SOURCE PASSAGE |
--*--

Hancock (United States, 2008)
Hancock is a hodgepodge of intriguing ideas that, if developed further or presented as more than throw-ins to a confused production, might have made for a unique superhero film. The resulting movie, however, shows all the signs of studio interference and never establishes a clear identity or tone. To the extent that Hancock works, it's largely because of Will Smith, whose performance is stronger than what this otherwise scattershot production deserves. Hancock is sometimes funny, sometimes clever, and occasionally involving, but it's never brilliant and its edge is compromised by the neutering that accompanies the teen-friendly PG-13 rating.
Imagine Superman as an alcoholic misanthrope and you've got John Hancock (Will Smith), a downtrodden man with superpowers who just doesn't give a damn. His life philosophy is encapsulated by one word: "asshole." That's what he thinks of everyone and that's what they think of him. Hancock's rescues often turn into fiascos. On one occasion, he gets the bad guys but, in the process, causes $9 million in collateral damage. On another occasion, he saves a guy from getting hit by a freight train but, in the process, damages a few automobiles and causes the train to derail. Life is like that for Hancock. The D.A. wants him behind bars (the kind found in prison - not the kind he's familiar with) and he's being sued by seemingly half the people in the city. He's always got a bottle in his hand and even the kids who could be cheering him are calling him an "asshole."
Things start to change when he saves Ray Embrey (Jason Bateman) from the train. Ray, the proprietor of his own floundering P.R. business, recognizes Hancock's shortcomings but believes that, with a little image makeover, Hancock can become a beloved figure. The image reformation comes with a price tag, however: a prison stint, rehab, a shave, and a cheesy costume. Meanwhile, Ray's wife, Mary (Charlize Theron), and Hancock are exchanging meaningful glances, hinting at a past connection. And, while Hancock appears to be invulnerable, everyone knows that all Supermen have their Kryptonites.
Hancock is two films. The first, the tale of the anti-hero learning to be a defender of Truth, Justice, and the American Way, is by far the more entertaining of the two. The movie's second piece is muddled and disjointed as the screenplay provides revelations about Hancock's origin. This aspect of the production has the scope of a Shakespearean tragedy and cannot effectively be addressed in the 45 minutes allotted to it. Both halves could have worked if properly expanded with the gaps filled in, but by compressing them into a single unit, the story as a whole suffers.
Hancock's opening segments occasionally call to mind the likes of the Arnold Schwarzenegger spoof, Last Action Hero, and the Pixar animated superhero movie, The Incredibles. The film, credited to director Peter Berg, has that sort of sensibility as it works to demythologize the superhero. Hancock is indeed the perfect asshole and there are plenty of opportunities for comedy. Smith, the consummate professional, wrings as much humor as he can from these situations, so there are laughs to be had. There's also a sense that someone other than Berg has his fingerprints on this project. A lot of the material is R-rated but it has been cut and cropped and shot in such a way that it can get away with a PG-13. There's something fundamentally dishonest about taking inherently adult material and chipping away at it until it's tame enough to be suitable for all ages.

--*--

[Recorded data]
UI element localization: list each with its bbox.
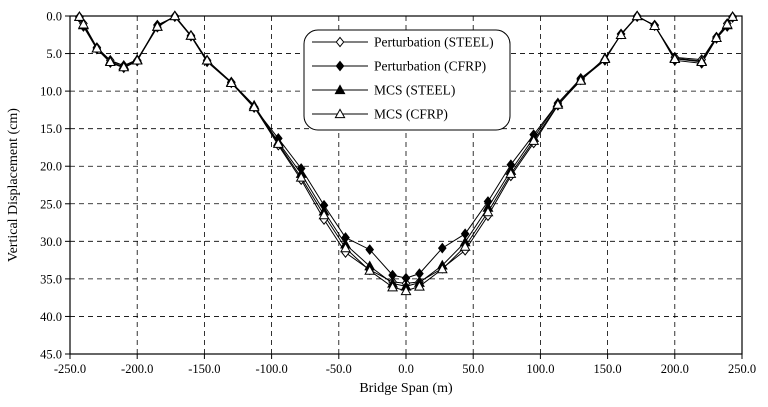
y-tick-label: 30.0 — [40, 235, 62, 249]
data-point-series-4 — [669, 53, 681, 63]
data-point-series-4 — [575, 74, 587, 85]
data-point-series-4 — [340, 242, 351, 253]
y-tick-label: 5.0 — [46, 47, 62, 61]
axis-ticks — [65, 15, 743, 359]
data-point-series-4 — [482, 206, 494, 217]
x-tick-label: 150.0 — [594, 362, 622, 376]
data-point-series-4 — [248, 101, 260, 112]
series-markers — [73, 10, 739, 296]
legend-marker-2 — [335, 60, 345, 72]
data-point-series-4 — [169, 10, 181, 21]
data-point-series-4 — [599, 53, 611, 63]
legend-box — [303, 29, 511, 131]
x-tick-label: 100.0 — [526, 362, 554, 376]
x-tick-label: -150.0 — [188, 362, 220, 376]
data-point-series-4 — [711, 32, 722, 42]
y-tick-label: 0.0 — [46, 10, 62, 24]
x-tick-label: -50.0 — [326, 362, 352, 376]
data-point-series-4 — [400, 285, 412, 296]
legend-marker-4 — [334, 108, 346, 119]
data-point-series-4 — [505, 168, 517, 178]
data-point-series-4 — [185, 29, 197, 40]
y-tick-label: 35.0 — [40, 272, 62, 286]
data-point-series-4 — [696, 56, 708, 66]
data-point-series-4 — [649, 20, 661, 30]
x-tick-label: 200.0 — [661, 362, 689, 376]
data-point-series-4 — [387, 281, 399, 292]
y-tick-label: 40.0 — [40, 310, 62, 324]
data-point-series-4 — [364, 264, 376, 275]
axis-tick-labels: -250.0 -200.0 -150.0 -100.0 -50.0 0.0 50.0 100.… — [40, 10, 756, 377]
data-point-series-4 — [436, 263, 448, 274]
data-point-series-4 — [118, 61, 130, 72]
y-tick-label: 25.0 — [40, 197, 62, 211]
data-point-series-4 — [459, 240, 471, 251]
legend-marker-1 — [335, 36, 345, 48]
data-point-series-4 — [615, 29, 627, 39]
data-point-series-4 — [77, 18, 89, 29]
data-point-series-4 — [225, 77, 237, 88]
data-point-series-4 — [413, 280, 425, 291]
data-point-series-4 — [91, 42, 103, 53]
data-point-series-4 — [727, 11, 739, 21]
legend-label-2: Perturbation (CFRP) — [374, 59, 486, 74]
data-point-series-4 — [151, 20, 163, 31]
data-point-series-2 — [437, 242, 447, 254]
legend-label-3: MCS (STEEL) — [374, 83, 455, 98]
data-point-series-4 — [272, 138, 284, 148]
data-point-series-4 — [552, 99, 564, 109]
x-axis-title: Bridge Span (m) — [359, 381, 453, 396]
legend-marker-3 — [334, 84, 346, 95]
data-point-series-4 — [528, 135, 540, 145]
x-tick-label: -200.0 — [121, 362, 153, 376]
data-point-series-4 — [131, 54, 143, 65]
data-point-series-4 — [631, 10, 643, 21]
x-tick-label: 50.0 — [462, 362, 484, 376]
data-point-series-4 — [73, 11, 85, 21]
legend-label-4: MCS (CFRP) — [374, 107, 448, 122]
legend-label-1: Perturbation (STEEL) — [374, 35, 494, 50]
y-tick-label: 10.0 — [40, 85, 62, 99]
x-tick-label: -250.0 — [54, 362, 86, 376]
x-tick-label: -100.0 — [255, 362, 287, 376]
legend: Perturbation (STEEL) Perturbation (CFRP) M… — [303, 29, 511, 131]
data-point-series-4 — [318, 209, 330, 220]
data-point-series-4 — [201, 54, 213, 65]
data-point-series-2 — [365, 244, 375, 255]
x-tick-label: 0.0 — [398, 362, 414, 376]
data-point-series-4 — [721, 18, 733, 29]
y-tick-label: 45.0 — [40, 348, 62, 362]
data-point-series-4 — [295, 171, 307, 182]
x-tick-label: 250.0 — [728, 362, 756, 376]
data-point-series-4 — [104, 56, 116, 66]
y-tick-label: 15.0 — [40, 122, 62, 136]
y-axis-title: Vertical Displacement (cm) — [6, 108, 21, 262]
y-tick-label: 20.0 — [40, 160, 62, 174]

--*--

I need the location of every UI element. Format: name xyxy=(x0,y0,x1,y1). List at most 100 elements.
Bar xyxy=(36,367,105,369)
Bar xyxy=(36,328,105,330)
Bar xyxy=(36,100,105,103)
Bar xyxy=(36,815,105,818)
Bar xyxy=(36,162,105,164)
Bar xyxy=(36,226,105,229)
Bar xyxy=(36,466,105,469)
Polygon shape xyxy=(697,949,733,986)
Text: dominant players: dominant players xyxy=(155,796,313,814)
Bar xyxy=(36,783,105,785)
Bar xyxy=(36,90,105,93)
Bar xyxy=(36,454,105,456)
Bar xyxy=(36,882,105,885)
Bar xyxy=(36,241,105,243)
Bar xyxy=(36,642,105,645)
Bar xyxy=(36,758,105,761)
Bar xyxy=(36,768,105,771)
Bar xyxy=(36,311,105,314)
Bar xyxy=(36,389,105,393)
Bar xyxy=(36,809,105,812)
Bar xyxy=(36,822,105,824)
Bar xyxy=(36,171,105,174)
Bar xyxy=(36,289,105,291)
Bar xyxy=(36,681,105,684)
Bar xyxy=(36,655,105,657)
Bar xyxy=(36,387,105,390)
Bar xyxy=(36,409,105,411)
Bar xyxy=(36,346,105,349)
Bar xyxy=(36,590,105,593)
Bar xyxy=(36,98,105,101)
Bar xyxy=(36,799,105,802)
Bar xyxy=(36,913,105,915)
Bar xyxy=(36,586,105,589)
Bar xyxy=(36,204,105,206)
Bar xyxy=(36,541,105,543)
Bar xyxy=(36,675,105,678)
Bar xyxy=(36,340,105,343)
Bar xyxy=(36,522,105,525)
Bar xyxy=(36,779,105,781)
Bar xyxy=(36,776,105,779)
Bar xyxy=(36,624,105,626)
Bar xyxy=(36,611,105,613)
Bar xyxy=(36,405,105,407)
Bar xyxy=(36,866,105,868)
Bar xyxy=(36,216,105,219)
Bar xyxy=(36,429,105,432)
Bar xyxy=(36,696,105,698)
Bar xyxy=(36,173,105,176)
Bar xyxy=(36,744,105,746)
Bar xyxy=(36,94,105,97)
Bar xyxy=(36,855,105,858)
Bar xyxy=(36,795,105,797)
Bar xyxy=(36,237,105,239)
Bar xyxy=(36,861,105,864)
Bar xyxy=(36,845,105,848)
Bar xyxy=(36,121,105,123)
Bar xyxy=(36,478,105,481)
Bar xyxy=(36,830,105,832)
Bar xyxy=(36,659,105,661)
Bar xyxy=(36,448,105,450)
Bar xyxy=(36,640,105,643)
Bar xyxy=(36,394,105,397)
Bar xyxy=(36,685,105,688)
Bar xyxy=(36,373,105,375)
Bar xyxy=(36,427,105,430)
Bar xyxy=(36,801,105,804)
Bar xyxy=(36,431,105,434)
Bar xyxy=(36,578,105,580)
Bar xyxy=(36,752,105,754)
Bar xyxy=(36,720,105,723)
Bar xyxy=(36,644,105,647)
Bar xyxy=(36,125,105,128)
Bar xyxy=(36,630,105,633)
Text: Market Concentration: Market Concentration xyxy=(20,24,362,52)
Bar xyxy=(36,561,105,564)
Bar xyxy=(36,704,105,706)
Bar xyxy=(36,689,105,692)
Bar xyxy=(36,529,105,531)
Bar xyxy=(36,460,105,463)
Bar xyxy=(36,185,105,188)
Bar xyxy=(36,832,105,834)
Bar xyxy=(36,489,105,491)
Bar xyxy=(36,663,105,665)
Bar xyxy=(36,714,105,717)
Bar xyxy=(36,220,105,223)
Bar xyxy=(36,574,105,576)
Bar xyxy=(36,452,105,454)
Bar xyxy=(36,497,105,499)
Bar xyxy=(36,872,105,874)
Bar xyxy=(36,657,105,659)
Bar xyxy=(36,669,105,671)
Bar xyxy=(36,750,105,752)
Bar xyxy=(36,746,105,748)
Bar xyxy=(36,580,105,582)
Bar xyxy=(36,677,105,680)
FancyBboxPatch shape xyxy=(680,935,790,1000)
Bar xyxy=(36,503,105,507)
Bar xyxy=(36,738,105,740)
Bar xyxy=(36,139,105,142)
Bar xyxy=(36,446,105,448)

--*--

DIRECTIONS |
1. Print the section of the Hancock review between "Hancock is a" and "teen-friendly PG-13 rating.", inclusive.
2. According to the Hancock review, why does the movie's second part fail to work? Answer in one to three sentences.

PROBLEM SOLUTIONS |
1.
Hancock is a hodgepodge of intriguing ideas that, if developed further or presented as more than throw-ins to a confused production, might have made for a unique superhero film. The resulting movie, however, shows all the signs of studio interference and never establishes a clear identity or tone. To the extent that Hancock works, it's largely because of Will Smith, whose performance is stronger than what this otherwise scattershot production deserves. Hancock is sometimes funny, sometimes clever, and occasionally involving, but it's never brilliant and its edge is compromised by the neutering that accompanies the teen-friendly PG-13 rating.

2. The second part reveals Hancock's origin. That story has the scope of a Shakespearean tragedy and can't be handled well in the 45 minutes it gets, so it comes across as muddled and disjointed.